(Records from a collection of figures)

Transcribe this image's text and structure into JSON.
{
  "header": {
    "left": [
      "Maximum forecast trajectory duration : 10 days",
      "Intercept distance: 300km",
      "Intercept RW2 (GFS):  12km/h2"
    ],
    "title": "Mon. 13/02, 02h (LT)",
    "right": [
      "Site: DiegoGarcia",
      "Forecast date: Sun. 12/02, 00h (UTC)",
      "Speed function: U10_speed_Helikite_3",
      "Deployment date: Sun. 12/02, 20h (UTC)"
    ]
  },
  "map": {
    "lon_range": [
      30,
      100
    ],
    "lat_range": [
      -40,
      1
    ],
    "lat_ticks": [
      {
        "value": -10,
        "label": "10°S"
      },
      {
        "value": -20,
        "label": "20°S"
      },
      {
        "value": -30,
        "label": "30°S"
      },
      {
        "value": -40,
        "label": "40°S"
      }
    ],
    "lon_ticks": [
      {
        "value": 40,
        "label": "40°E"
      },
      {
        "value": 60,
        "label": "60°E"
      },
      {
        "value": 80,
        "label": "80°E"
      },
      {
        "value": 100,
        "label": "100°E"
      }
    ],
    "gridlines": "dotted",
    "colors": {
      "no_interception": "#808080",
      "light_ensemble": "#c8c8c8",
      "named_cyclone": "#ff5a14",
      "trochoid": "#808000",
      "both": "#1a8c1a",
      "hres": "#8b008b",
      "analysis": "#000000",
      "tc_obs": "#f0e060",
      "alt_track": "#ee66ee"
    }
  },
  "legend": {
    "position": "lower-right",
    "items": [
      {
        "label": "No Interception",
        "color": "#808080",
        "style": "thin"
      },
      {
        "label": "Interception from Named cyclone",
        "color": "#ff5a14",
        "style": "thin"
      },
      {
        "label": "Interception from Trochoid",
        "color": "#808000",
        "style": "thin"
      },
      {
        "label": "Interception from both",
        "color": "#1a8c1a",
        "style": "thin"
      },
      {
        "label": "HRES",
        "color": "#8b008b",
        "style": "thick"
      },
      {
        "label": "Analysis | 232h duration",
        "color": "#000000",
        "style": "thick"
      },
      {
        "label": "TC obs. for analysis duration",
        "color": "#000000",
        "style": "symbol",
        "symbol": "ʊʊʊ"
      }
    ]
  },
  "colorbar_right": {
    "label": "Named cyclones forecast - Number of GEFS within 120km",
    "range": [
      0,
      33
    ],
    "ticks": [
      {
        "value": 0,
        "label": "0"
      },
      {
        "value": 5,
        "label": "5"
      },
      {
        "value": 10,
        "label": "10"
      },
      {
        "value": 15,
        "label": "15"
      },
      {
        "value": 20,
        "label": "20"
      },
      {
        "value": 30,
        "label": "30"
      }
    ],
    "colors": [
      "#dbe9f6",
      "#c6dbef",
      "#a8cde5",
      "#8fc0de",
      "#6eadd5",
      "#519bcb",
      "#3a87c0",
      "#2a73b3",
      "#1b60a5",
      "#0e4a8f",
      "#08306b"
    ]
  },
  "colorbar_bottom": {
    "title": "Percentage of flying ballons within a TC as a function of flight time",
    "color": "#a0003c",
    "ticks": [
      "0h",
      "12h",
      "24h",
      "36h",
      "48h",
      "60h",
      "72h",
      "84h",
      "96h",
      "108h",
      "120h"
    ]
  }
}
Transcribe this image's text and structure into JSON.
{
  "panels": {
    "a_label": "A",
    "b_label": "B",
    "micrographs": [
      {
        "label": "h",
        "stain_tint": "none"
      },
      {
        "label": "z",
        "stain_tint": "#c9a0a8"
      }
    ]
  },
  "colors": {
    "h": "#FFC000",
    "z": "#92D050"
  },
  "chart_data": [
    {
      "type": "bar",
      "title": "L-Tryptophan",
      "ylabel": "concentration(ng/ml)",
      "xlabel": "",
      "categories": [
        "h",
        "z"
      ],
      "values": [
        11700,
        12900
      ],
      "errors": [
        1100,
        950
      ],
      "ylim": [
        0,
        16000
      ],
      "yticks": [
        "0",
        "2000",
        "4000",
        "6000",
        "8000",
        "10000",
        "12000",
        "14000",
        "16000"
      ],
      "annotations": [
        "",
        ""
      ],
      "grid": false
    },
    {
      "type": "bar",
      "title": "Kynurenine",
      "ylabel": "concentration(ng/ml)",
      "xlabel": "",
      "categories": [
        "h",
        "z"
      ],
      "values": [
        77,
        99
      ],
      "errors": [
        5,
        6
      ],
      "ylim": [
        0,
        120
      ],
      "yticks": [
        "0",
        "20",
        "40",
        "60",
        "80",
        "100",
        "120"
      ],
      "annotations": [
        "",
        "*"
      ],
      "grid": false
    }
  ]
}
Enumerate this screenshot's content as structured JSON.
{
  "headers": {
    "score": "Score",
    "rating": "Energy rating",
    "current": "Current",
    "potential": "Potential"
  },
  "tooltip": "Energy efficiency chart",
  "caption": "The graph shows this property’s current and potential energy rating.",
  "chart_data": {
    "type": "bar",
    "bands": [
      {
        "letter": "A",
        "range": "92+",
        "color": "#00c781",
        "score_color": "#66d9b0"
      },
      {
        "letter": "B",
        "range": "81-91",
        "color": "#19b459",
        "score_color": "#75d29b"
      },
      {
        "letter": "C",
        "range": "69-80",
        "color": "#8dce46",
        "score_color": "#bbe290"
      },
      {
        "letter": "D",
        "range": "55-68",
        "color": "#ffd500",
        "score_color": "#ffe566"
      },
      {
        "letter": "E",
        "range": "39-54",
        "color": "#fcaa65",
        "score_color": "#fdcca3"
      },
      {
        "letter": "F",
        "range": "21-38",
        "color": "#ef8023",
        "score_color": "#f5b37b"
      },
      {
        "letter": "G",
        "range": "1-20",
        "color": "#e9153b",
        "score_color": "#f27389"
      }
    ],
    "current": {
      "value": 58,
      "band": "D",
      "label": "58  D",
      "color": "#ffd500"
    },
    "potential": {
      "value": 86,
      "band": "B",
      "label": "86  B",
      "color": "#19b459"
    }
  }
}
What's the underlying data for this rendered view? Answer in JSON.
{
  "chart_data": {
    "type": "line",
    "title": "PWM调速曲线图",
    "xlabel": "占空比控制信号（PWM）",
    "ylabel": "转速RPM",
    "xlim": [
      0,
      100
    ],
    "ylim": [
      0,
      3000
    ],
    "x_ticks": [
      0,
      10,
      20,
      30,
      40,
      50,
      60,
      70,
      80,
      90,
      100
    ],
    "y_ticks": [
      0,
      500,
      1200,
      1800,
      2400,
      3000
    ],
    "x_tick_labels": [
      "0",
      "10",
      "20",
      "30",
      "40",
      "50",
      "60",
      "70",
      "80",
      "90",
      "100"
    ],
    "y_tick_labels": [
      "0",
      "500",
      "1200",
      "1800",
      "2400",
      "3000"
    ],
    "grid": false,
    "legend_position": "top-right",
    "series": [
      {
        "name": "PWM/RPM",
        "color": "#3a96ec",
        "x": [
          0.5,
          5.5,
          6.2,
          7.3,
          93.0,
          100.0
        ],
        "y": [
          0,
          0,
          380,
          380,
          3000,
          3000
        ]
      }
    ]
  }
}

_AIM_
Word for word, restate all of the data shown above.

_SOLUTION_
Transcribe this image's text and structure into JSON.
{
  "header": {
    "left": [
      "Maximum forecast trajectory duration : 10 days",
      "Intercept distance: 300km",
      "Intercept RW2 (GFS):  12km/h2"
    ],
    "title": "Mon. 13/02, 02h (LT)",
    "right": [
      "Site: DiegoGarcia",
      "Forecast date: Sun. 12/02, 00h (UTC)",
      "Speed function: U10_speed_Helikite_3",
      "Deployment date: Sun. 12/02, 20h (UTC)"
    ]
  },
  "map": {
    "lon_range": [
      30,
      100
    ],
    "lat_range": [
      -40,
      1
    ],
    "lat_ticks": [
      {
        "value": -10,
        "label": "10°S"
      },
      {
        "value": -20,
        "label": "20°S"
      },
      {
        "value": -30,
        "label": "30°S"
      },
      {
        "value": -40,
        "label": "40°S"
      }
    ],
    "lon_ticks": [
      {
        "value": 40,
        "label": "40°E"
      },
      {
        "value": 60,
        "label": "60°E"
      },
      {
        "value": 80,
        "label": "80°E"
      },
      {
        "value": 100,
        "label": "100°E"
      }
    ],
    "gridlines": "dotted",
    "colors": {
      "no_interception": "#808080",
      "light_ensemble": "#c8c8c8",
      "named_cyclone": "#ff5a14",
      "trochoid": "#808000",
      "both": "#1a8c1a",
      "hres": "#8b008b",
      "analysis": "#000000",
      "tc_obs": "#f0e060",
      "alt_track": "#ee66ee"
    }
  },
  "legend": {
    "position": "lower-right",
    "items": [
      {
        "label": "No Interception",
        "color": "#808080",
        "style": "thin"
      },
      {
        "label": "Interception from Named cyclone",
        "color": "#ff5a14",
        "style": "thin"
      },
      {
        "label": "Interception from Trochoid",
        "color": "#808000",
        "style": "thin"
      },
      {
        "label": "Interception from both",
        "color": "#1a8c1a",
        "style": "thin"
      },
      {
        "label": "HRES",
        "color": "#8b008b",
        "style": "thick"
      },
      {
        "label": "Analysis | 232h duration",
        "color": "#000000",
        "style": "thick"
      },
      {
        "label": "TC obs. for analysis duration",
        "color": "#000000",
        "style": "symbol",
        "symbol": "ʊʊʊ"
      }
    ]
  },
  "colorbar_right": {
    "label": "Named cyclones forecast - Number of GEFS within 120km",
    "range": [
      0,
      33
    ],
    "ticks": [
      {
        "value": 0,
        "label": "0"
      },
      {
        "value": 5,
        "label": "5"
      },
      {
        "value": 10,
        "label": "10"
      },
      {
        "value": 15,
        "label": "15"
      },
      {
        "value": 20,
        "label": "20"
      },
      {
        "value": 30,
        "label": "30"
      }
    ],
    "colors": [
      "#dbe9f6",
      "#c6dbef",
      "#a8cde5",
      "#8fc0de",
      "#6eadd5",
      "#519bcb",
      "#3a87c0",
      "#2a73b3",
      "#1b60a5",
      "#0e4a8f",
      "#08306b"
    ]
  },
  "colorbar_bottom": {
    "title": "Percentage of flying ballons within a TC as a function of flight time",
    "color": "#a0003c",
    "ticks": [
      "0h",
      "12h",
      "24h",
      "36h",
      "48h",
      "60h",
      "72h",
      "84h",
      "96h",
      "108h",
      "120h"
    ]
  }
}
Transcribe this image's text and structure into JSON.
{
  "panels": {
    "a_label": "A",
    "b_label": "B",
    "micrographs": [
      {
        "label": "h",
        "stain_tint": "none"
      },
      {
        "label": "z",
        "stain_tint": "#c9a0a8"
      }
    ]
  },
  "colors": {
    "h": "#FFC000",
    "z": "#92D050"
  },
  "chart_data": [
    {
      "type": "bar",
      "title": "L-Tryptophan",
      "ylabel": "concentration(ng/ml)",
      "xlabel": "",
      "categories": [
        "h",
        "z"
      ],
      "values": [
        11700,
        12900
      ],
      "errors": [
        1100,
        950
      ],
      "ylim": [
        0,
        16000
      ],
      "yticks": [
        "0",
        "2000",
        "4000",
        "6000",
        "8000",
        "10000",
        "12000",
        "14000",
        "16000"
      ],
      "annotations": [
        "",
        ""
      ],
      "grid": false
    },
    {
      "type": "bar",
      "title": "Kynurenine",
      "ylabel": "concentration(ng/ml)",
      "xlabel": "",
      "categories": [
        "h",
        "z"
      ],
      "values": [
        77,
        99
      ],
      "errors": [
        5,
        6
      ],
      "ylim": [
        0,
        120
      ],
      "yticks": [
        "0",
        "20",
        "40",
        "60",
        "80",
        "100",
        "120"
      ],
      "annotations": [
        "",
        "*"
      ],
      "grid": false
    }
  ]
}
Enumerate this screenshot's content as structured JSON.
{
  "headers": {
    "score": "Score",
    "rating": "Energy rating",
    "current": "Current",
    "potential": "Potential"
  },
  "tooltip": "Energy efficiency chart",
  "caption": "The graph shows this property’s current and potential energy rating.",
  "chart_data": {
    "type": "bar",
    "bands": [
      {
        "letter": "A",
        "range": "92+",
        "color": "#00c781",
        "score_color": "#66d9b0"
      },
      {
        "letter": "B",
        "range": "81-91",
        "color": "#19b459",
        "score_color": "#75d29b"
      },
      {
        "letter": "C",
        "range": "69-80",
        "color": "#8dce46",
        "score_color": "#bbe290"
      },
      {
        "letter": "D",
        "range": "55-68",
        "color": "#ffd500",
        "score_color": "#ffe566"
      },
      {
        "letter": "E",
        "range": "39-54",
        "color": "#fcaa65",
        "score_color": "#fdcca3"
      },
      {
        "letter": "F",
        "range": "21-38",
        "color": "#ef8023",
        "score_color": "#f5b37b"
      },
      {
        "letter": "G",
        "range": "1-20",
        "color": "#e9153b",
        "score_color": "#f27389"
      }
    ],
    "current": {
      "value": 58,
      "band": "D",
      "label": "58  D",
      "color": "#ffd500"
    },
    "potential": {
      "value": 86,
      "band": "B",
      "label": "86  B",
      "color": "#19b459"
    }
  }
}
What's the underlying data for this rendered view? Answer in JSON.
{
  "chart_data": {
    "type": "line",
    "title": "PWM调速曲线图",
    "xlabel": "占空比控制信号（PWM）",
    "ylabel": "转速RPM",
    "xlim": [
      0,
      100
    ],
    "ylim": [
      0,
      3000
    ],
    "x_ticks": [
      0,
      10,
      20,
      30,
      40,
      50,
      60,
      70,
      80,
      90,
      100
    ],
    "y_ticks": [
      0,
      500,
      1200,
      1800,
      2400,
      3000
    ],
    "x_tick_labels": [
      "0",
      "10",
      "20",
      "30",
      "40",
      "50",
      "60",
      "70",
      "80",
      "90",
      "100"
    ],
    "y_tick_labels": [
      "0",
      "500",
      "1200",
      "1800",
      "2400",
      "3000"
    ],
    "grid": false,
    "legend_position": "top-right",
    "series": [
      {
        "name": "PWM/RPM",
        "color": "#3a96ec",
        "x": [
          0.5,
          5.5,
          6.2,
          7.3,
          93.0,
          100.0
        ],
        "y": [
          0,
          0,
          380,
          380,
          3000,
          3000
        ]
      }
    ]
  }
}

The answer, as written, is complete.